### EXERCISE REQUIREMENTS:
The records below need retyping in full; give them again exactly.

### ENTRIES PROVIDED:
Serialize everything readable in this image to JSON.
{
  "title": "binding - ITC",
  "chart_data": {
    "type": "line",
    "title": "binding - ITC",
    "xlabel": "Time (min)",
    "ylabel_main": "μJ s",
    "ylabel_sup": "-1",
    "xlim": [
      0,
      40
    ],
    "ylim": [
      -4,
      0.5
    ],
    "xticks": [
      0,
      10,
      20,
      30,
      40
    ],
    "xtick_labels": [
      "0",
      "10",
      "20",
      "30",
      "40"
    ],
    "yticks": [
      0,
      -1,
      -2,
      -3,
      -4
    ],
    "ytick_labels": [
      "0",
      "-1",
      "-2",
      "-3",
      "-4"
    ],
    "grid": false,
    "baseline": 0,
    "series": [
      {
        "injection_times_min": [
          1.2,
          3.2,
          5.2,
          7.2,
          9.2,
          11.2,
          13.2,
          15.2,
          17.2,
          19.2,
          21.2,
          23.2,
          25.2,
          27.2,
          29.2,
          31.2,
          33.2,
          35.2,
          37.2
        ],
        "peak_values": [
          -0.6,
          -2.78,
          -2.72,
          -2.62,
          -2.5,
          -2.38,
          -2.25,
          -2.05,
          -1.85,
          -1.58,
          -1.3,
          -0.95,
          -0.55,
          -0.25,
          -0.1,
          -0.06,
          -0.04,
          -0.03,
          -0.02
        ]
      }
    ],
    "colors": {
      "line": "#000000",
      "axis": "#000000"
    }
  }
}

### RESULT OF THE EXERCISE:
Serialize everything readable in this image to JSON.
{
  "title": "binding - ITC",
  "chart_data": {
    "type": "line",
    "title": "binding - ITC",
    "xlabel": "Time (min)",
    "ylabel_main": "μJ s",
    "ylabel_sup": "-1",
    "xlim": [
      0,
      40
    ],
    "ylim": [
      -4,
      0.5
    ],
    "xticks": [
      0,
      10,
      20,
      30,
      40
    ],
    "xtick_labels": [
      "0",
      "10",
      "20",
      "30",
      "40"
    ],
    "yticks": [
      0,
      -1,
      -2,
      -3,
      -4
    ],
    "ytick_labels": [
      "0",
      "-1",
      "-2",
      "-3",
      "-4"
    ],
    "grid": false,
    "baseline": 0,
    "series": [
      {
        "injection_times_min": [
          1.2,
          3.2,
          5.2,
          7.2,
          9.2,
          11.2,
          13.2,
          15.2,
          17.2,
          19.2,
          21.2,
          23.2,
          25.2,
          27.2,
          29.2,
          31.2,
          33.2,
          35.2,
          37.2
        ],
        "peak_values": [
          -0.6,
          -2.78,
          -2.72,
          -2.62,
          -2.5,
          -2.38,
          -2.25,
          -2.05,
          -1.85,
          -1.58,
          -1.3,
          -0.95,
          -0.55,
          -0.25,
          -0.1,
          -0.06,
          -0.04,
          -0.03,
          -0.02
        ]
      }
    ],
    "colors": {
      "line": "#000000",
      "axis": "#000000"
    }
  }
}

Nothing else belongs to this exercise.